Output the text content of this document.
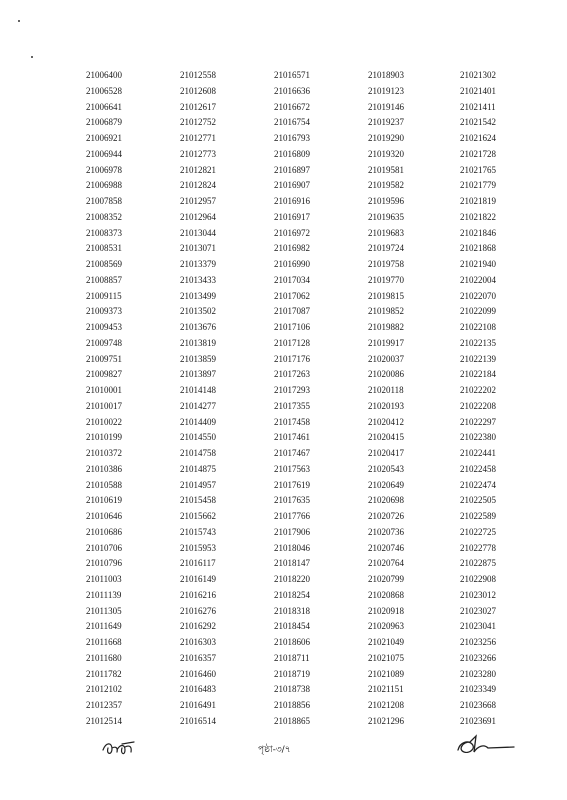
21006400
21006528
21006641
21006879
21006921
21006944
21006978
21006988
21007858
21008352
21008373
21008531
21008569
21008857
21009115
21009373
21009453
21009748
21009751
21009827
21010001
21010017
21010022
21010199
21010372
21010386
21010588
21010619
21010646
21010686
21010706
21010796
21011003
21011139
21011305
21011649
21011668
21011680
21011782
21012102
21012357
21012514
21012558
21012608
21012617
21012752
21012771
21012773
21012821
21012824
21012957
21012964
21013044
21013071
21013379
21013433
21013499
21013502
21013676
21013819
21013859
21013897
21014148
21014277
21014409
21014550
21014758
21014875
21014957
21015458
21015662
21015743
21015953
21016117
21016149
21016216
21016276
21016292
21016303
21016357
21016460
21016483
21016491
21016514
21016571
21016636
21016672
21016754
21016793
21016809
21016897
21016907
21016916
21016917
21016972
21016982
21016990
21017034
21017062
21017087
21017106
21017128
21017176
21017263
21017293
21017355
21017458
21017461
21017467
21017563
21017619
21017635
21017766
21017906
21018046
21018147
21018220
21018254
21018318
21018454
21018606
21018711
21018719
21018738
21018856
21018865
21018903
21019123
21019146
21019237
21019290
21019320
21019581
21019582
21019596
21019635
21019683
21019724
21019758
21019770
21019815
21019852
21019882
21019917
21020037
21020086
21020118
21020193
21020412
21020415
21020417
21020543
21020649
21020698
21020726
21020736
21020746
21020764
21020799
21020868
21020918
21020963
21021049
21021075
21021089
21021151
21021208
21021296
21021302
21021401
21021411
21021542
21021624
21021728
21021765
21021779
21021819
21021822
21021846
21021868
21021940
21022004
21022070
21022099
21022108
21022135
21022139
21022184
21022202
21022208
21022297
21022380
21022441
21022458
21022474
21022505
21022589
21022725
21022778
21022875
21022908
21023012
21023027
21023041
21023256
21023266
21023280
21023349
21023668
21023691
পৃষ্ঠা-৩/৭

+++++

Exercise details:
Exactly reproduce the entries above, minus the pictures.

Response below:
Output the text content of this document.
21006400
21006528
21006641
21006879
21006921
21006944
21006978
21006988
21007858
21008352
21008373
21008531
21008569
21008857
21009115
21009373
21009453
21009748
21009751
21009827
21010001
21010017
21010022
21010199
21010372
21010386
21010588
21010619
21010646
21010686
21010706
21010796
21011003
21011139
21011305
21011649
21011668
21011680
21011782
21012102
21012357
21012514
21012558
21012608
21012617
21012752
21012771
21012773
21012821
21012824
21012957
21012964
21013044
21013071
21013379
21013433
21013499
21013502
21013676
21013819
21013859
21013897
21014148
21014277
21014409
21014550
21014758
21014875
21014957
21015458
21015662
21015743
21015953
21016117
21016149
21016216
21016276
21016292
21016303
21016357
21016460
21016483
21016491
21016514
21016571
21016636
21016672
21016754
21016793
21016809
21016897
21016907
21016916
21016917
21016972
21016982
21016990
21017034
21017062
21017087
21017106
21017128
21017176
21017263
21017293
21017355
21017458
21017461
21017467
21017563
21017619
21017635
21017766
21017906
21018046
21018147
21018220
21018254
21018318
21018454
21018606
21018711
21018719
21018738
21018856
21018865
21018903
21019123
21019146
21019237
21019290
21019320
21019581
21019582
21019596
21019635
21019683
21019724
21019758
21019770
21019815
21019852
21019882
21019917
21020037
21020086
21020118
21020193
21020412
21020415
21020417
21020543
21020649
21020698
21020726
21020736
21020746
21020764
21020799
21020868
21020918
21020963
21021049
21021075
21021089
21021151
21021208
21021296
21021302
21021401
21021411
21021542
21021624
21021728
21021765
21021779
21021819
21021822
21021846
21021868
21021940
21022004
21022070
21022099
21022108
21022135
21022139
21022184
21022202
21022208
21022297
21022380
21022441
21022458
21022474
21022505
21022589
21022725
21022778
21022875
21022908
21023012
21023027
21023041
21023256
21023266
21023280
21023349
21023668
21023691
পৃষ্ঠা-৩/৭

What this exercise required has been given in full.